— WRITTEN TASK A —
Transcribe the part of the charter school blog posts that begins at the words "Top ten List" and stops after "Ohio Revised Code.".
— WRITTEN TASK B —
Render this sentence from the charter school blog posts in Spanish: "Charter schools are exempt from 150 sections of the Ohio Revised Code."

— TEXT SECTION —
......

Showing posts with label Denis Smith. Show all posts
Showing posts with label Denis Smith. Show all posts

Monday, November 2, 2015

Schools as a business

Another excellent article from Denis Smith.  He hits the inherent conflict of interest between operating a business and doing what is right for the students.


http://www.plunderbund.com/2015/10/27/are-public-charter-schools-also-considered-businesses-mind-the-quotation-marks/


These charter schools are operated as personal fiefdoms.  This is another great example


"If people consider a school to be a business enterprise, inevitably the profit motive gets confused with the educational mission, which is what schools are supposed to be all about. The proliferation of for-profit national charter school chains has been a chief contributor toward the blurring of pedagogy and profit. And entities like Imagine and K12, a publicly traded company that is a big player in the virtual school field, only add to the growing perception that charter schools are first and foremost businesses and thus are all about money and privatization."


"Likewise, the nation is indebted to the Washington Supreme Court for its ability to teach us a civics lesson and, in the process, highlight a problem of democracy. When a board that is hand-picked by a private corporation and spends public funds to run what is called a “public” charter school that is a problem of democracy due to the absence of voter input – a violation of the democratic process.
We also should extend our thanks to the League of Women Voters for helping the Washington Supreme Court to understand that a school is not a business, but it nevertheless must be our business to ensure that schools are learning communities, not profit-centered enterprises, governed by citizens chosen in elections by qualified voters, not by corporations."

Monday, August 17, 2015

Top ten List by Denis Smith


A nice list from Denis Smith. 

In the hope (snicker) of getting some action from our legislators in September, our citizen panel decided to channel the spirit of David Letterman and compile a list of the Top 10 Needed Charter School Reforms. Here are the results of our deliberative body.

#10: Cut legal exemptions
Charter schools are exempt from 150 sections of the Ohio Revised Code.
The legislature needs to eliminate at least half of these exemptions by the end of the current session. After all, if proponents like to call them “publiccharter schools,” they should be more aligned to our system of public education and therefore not need so many exemptions from laws which public schools must comply with due to their public nature. If the charter industry objects, we should not let them have it both ways. Charter proponents should stop using the term public charter schools due to their resistance to increased regulation and fewer legal exemptions. In turn, the public should start using the term corporate charter schools to better define their nature.

......

— RECORDS SUPPLIED —
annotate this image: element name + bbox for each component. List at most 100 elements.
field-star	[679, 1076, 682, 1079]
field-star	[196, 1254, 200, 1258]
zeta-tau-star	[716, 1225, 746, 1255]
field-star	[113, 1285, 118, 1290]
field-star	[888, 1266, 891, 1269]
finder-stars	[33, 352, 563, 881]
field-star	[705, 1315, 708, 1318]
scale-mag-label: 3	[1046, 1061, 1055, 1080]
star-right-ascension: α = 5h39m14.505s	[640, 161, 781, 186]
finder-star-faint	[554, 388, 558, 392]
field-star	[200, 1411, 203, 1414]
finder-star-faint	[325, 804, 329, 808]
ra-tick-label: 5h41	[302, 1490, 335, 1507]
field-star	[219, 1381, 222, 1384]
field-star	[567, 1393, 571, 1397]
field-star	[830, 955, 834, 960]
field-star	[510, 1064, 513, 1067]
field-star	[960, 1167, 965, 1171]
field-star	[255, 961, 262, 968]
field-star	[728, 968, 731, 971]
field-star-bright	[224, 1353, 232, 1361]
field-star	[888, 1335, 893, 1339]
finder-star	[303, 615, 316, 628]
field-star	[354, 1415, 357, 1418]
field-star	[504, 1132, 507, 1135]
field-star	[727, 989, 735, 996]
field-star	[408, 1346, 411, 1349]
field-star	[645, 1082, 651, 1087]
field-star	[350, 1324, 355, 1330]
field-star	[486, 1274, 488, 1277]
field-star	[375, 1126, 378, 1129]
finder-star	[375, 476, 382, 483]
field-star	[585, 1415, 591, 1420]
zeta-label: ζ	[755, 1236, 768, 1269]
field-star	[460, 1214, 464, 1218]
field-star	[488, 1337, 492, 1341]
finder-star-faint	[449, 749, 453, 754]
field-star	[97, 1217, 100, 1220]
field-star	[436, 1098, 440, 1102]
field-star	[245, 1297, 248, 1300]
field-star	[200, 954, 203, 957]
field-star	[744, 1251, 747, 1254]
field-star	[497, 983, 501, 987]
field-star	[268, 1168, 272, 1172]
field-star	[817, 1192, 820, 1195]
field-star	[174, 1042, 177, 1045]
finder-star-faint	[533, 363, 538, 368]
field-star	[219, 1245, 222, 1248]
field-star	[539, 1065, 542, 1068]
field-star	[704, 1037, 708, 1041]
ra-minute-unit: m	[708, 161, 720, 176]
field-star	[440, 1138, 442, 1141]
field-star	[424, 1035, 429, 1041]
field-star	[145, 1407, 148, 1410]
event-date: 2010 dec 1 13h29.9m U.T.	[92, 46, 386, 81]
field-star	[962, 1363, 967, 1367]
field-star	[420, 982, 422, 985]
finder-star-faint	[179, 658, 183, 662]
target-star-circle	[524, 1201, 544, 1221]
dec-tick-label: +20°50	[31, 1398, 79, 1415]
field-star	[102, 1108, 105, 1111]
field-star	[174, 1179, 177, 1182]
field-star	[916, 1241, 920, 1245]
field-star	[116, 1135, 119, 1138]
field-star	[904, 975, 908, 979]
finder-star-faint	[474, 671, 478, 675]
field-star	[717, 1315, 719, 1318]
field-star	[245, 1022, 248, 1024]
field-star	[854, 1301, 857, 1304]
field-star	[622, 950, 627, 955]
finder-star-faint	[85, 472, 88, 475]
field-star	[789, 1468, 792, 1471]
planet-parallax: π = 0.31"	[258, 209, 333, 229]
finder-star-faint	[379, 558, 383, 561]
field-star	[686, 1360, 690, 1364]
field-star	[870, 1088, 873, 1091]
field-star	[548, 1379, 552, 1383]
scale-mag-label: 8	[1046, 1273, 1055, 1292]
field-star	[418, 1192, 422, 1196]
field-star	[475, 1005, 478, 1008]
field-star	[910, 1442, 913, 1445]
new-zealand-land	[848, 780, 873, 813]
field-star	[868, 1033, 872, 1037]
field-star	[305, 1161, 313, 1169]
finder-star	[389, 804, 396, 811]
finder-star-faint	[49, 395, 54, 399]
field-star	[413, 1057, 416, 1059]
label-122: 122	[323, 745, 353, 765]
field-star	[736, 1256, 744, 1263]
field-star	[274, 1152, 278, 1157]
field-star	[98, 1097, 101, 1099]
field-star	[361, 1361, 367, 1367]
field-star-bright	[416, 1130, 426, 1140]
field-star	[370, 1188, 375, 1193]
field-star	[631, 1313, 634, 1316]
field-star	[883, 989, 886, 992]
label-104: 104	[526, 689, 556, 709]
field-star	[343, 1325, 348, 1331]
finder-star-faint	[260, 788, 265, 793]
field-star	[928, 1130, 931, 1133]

......

— TASK RESULT A —
Top ten List by Denis Smith


A nice list from Denis Smith. 

In the hope (snicker) of getting some action from our legislators in September, our citizen panel decided to channel the spirit of David Letterman and compile a list of the Top 10 Needed Charter School Reforms. Here are the results of our deliberative body.

#10: Cut legal exemptions
Charter schools are exempt from 150 sections of the Ohio Revised Code.

— TASK RESULT B —
Las escuelas chárter están exentas de 150 secciones del Código Revisado de Ohio.